::: Source data

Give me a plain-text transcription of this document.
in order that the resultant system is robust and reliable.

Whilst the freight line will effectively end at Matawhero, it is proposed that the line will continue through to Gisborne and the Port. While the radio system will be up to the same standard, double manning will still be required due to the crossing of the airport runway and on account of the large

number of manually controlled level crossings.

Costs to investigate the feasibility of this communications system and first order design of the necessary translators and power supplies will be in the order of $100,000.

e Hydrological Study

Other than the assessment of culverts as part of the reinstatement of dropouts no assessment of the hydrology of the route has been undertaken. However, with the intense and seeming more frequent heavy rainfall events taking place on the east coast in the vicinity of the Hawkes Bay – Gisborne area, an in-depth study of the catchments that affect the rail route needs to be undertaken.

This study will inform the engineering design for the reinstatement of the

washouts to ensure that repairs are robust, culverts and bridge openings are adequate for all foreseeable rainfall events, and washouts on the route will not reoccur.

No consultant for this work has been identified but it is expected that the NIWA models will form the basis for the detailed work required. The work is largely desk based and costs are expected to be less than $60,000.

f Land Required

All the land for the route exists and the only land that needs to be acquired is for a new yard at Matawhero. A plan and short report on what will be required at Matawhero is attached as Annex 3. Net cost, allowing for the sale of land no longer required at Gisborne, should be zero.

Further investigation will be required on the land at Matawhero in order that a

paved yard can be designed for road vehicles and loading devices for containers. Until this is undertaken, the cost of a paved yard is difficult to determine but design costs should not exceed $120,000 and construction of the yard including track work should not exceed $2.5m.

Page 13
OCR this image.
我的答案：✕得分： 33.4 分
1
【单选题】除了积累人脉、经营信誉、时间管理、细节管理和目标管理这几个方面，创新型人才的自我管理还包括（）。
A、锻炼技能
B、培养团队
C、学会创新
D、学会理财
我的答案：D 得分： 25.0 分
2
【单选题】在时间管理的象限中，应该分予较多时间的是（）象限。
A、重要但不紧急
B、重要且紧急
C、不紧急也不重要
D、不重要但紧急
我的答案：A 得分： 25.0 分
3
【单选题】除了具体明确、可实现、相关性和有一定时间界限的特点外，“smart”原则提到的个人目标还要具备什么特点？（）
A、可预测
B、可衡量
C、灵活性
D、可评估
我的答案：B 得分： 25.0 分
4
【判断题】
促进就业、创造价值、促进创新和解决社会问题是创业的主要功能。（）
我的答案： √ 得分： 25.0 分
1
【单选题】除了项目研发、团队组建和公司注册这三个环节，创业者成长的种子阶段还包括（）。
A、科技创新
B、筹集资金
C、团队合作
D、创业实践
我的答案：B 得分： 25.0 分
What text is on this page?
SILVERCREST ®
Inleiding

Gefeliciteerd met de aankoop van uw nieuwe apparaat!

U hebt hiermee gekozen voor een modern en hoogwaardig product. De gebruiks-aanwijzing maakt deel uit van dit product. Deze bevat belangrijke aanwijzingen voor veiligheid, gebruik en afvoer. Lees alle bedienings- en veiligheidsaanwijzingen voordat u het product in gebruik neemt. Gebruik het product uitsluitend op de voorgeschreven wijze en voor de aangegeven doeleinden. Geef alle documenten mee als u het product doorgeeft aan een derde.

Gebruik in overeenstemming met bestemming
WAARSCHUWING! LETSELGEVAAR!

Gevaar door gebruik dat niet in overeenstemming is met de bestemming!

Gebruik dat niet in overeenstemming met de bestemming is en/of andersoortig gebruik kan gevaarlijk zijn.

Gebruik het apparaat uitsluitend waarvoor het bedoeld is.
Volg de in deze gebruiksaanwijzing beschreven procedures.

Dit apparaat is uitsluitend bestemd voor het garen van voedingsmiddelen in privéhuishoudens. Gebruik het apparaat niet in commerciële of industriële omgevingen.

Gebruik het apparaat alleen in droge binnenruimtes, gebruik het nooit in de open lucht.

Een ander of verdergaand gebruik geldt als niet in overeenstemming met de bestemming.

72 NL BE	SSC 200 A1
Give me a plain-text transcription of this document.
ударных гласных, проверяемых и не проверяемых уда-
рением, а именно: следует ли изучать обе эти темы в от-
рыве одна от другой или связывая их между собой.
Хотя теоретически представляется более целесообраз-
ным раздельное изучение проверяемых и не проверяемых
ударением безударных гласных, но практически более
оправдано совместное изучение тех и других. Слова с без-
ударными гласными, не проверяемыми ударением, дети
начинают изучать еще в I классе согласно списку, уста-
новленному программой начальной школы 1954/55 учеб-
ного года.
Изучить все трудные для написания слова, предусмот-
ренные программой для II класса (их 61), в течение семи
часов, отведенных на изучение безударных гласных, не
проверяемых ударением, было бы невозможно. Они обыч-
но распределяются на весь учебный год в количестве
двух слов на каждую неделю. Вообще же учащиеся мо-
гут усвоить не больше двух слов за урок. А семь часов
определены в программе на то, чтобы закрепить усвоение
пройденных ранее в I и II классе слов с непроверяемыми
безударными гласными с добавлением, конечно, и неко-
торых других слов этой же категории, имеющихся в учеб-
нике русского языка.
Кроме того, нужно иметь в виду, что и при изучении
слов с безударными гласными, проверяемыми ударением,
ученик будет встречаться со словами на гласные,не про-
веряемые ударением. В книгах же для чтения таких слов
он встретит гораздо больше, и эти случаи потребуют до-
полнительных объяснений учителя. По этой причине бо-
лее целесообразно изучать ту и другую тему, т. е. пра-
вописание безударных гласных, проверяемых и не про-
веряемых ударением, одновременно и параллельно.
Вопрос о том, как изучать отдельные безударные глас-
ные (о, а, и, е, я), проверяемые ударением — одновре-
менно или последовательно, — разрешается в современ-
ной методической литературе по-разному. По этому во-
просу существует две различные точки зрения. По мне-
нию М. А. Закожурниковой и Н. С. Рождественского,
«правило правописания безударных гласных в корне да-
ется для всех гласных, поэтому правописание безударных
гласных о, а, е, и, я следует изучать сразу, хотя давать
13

::::::

> Task objective
Find each line holding the string "следует" and copy it out.

> Solved exercise
рением, а именно: следует ли изучать обе эти темы в от-
гласных о, а, е, и, я следует изучать сразу, хотя давать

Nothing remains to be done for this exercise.